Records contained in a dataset
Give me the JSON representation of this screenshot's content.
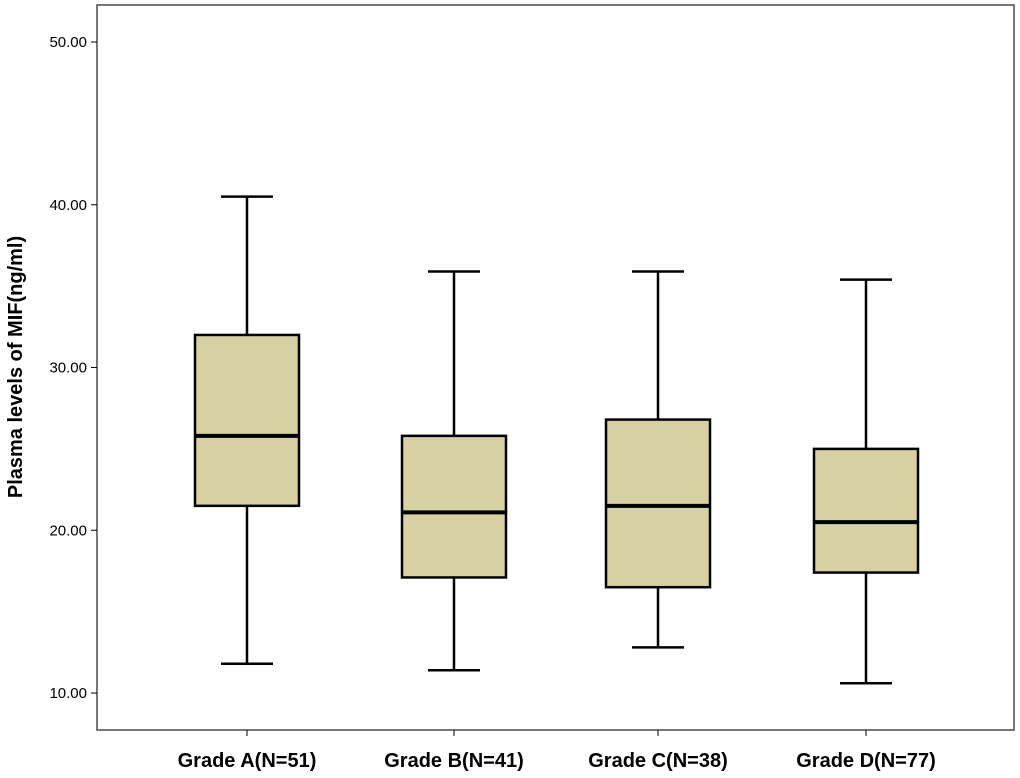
{
  "chart_data": {
    "type": "boxplot",
    "title": "",
    "xlabel": "",
    "ylabel": "Plasma levels of MIF(ng/ml)",
    "ylim": [
      7.8,
      52.4
    ],
    "yticks": [
      10,
      20,
      30,
      40,
      50
    ],
    "ytick_labels": [
      "10.00",
      "20.00",
      "30.00",
      "40.00",
      "50.00"
    ],
    "categories": [
      "Grade A(N=51)",
      "Grade B(N=41)",
      "Grade C(N=38)",
      "Grade D(N=77)"
    ],
    "boxes": [
      {
        "whislo": 11.8,
        "q1": 21.5,
        "med": 25.8,
        "q3": 32.0,
        "whishi": 40.5
      },
      {
        "whislo": 11.4,
        "q1": 17.1,
        "med": 21.1,
        "q3": 25.8,
        "whishi": 35.9
      },
      {
        "whislo": 12.8,
        "q1": 16.5,
        "med": 21.5,
        "q3": 26.8,
        "whishi": 35.9
      },
      {
        "whislo": 10.6,
        "q1": 17.4,
        "med": 20.5,
        "q3": 25.0,
        "whishi": 35.4
      }
    ],
    "grid": false,
    "legend": "none",
    "colors": {
      "box_fill": "#d7d1a1",
      "stroke": "#000000",
      "frame": "#4a4a4a"
    }
  }
}
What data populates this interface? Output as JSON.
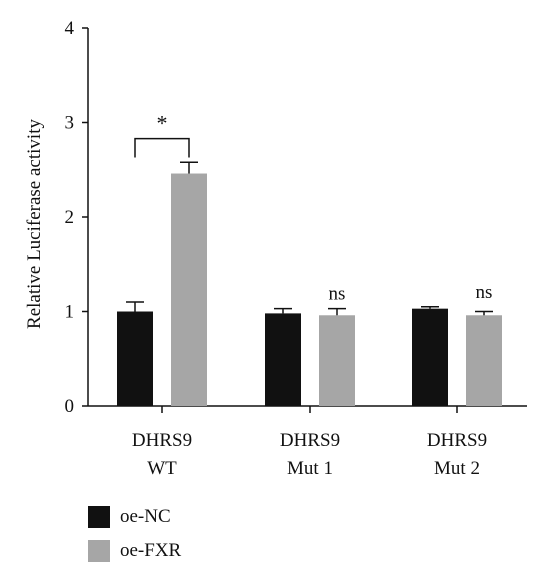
{
  "chart_data": {
    "type": "bar",
    "title": "",
    "xlabel": "",
    "ylabel": "Relative Luciferase activity",
    "ylim": [
      0,
      4
    ],
    "yticks": [
      "0",
      "1",
      "2",
      "3",
      "4"
    ],
    "grid": false,
    "legend_position": "bottom-left",
    "categories": [
      {
        "line1": "DHRS9",
        "line2": "WT"
      },
      {
        "line1": "DHRS9",
        "line2": "Mut 1"
      },
      {
        "line1": "DHRS9",
        "line2": "Mut 2"
      }
    ],
    "series": [
      {
        "name": "oe-NC",
        "color": "#111111",
        "values": [
          1.0,
          0.98,
          1.03
        ],
        "errors": [
          0.1,
          0.05,
          0.02
        ]
      },
      {
        "name": "oe-FXR",
        "color": "#a6a6a6",
        "values": [
          2.46,
          0.96,
          0.96
        ],
        "errors": [
          0.12,
          0.07,
          0.04
        ]
      }
    ],
    "annotations": [
      {
        "category_index": 0,
        "text": "*",
        "type": "bracket"
      },
      {
        "category_index": 1,
        "text": "ns",
        "type": "label"
      },
      {
        "category_index": 2,
        "text": "ns",
        "type": "label"
      }
    ]
  }
}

:: Your task ::
Which lines contain "whislo"? Copy each of them out.

:: Complete answer ::
        "whislo": 11.8,
        "whislo": 11.4,
        "whislo": 12.8,
        "whislo": 10.6,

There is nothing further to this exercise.